--- Begin Given data ---
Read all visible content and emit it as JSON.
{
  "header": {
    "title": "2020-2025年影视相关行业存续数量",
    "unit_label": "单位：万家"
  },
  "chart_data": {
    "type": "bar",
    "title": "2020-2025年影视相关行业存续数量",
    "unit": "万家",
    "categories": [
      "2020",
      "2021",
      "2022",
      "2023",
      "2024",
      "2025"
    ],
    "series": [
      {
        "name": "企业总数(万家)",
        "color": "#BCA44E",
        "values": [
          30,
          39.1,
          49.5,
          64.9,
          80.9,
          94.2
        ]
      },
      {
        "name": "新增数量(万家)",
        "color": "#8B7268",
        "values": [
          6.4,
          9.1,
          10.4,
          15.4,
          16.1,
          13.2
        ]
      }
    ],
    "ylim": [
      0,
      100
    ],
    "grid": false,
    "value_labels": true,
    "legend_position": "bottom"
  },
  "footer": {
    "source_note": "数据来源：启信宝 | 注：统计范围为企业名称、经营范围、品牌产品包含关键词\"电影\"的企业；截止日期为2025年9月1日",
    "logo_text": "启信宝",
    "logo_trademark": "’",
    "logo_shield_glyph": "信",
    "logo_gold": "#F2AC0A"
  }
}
--- End Given data ---
-- What to work on --
Using the exact wording, write out all of the records.

-- Result below --
Read all visible content and emit it as JSON.
{
  "header": {
    "title": "2020-2025年影视相关行业存续数量",
    "unit_label": "单位：万家"
  },
  "chart_data": {
    "type": "bar",
    "title": "2020-2025年影视相关行业存续数量",
    "unit": "万家",
    "categories": [
      "2020",
      "2021",
      "2022",
      "2023",
      "2024",
      "2025"
    ],
    "series": [
      {
        "name": "企业总数(万家)",
        "color": "#BCA44E",
        "values": [
          30,
          39.1,
          49.5,
          64.9,
          80.9,
          94.2
        ]
      },
      {
        "name": "新增数量(万家)",
        "color": "#8B7268",
        "values": [
          6.4,
          9.1,
          10.4,
          15.4,
          16.1,
          13.2
        ]
      }
    ],
    "ylim": [
      0,
      100
    ],
    "grid": false,
    "value_labels": true,
    "legend_position": "bottom"
  },
  "footer": {
    "source_note": "数据来源：启信宝 | 注：统计范围为企业名称、经营范围、品牌产品包含关键词\"电影\"的企业；截止日期为2025年9月1日",
    "logo_text": "启信宝",
    "logo_trademark": "’",
    "logo_shield_glyph": "信",
    "logo_gold": "#F2AC0A"
  }
}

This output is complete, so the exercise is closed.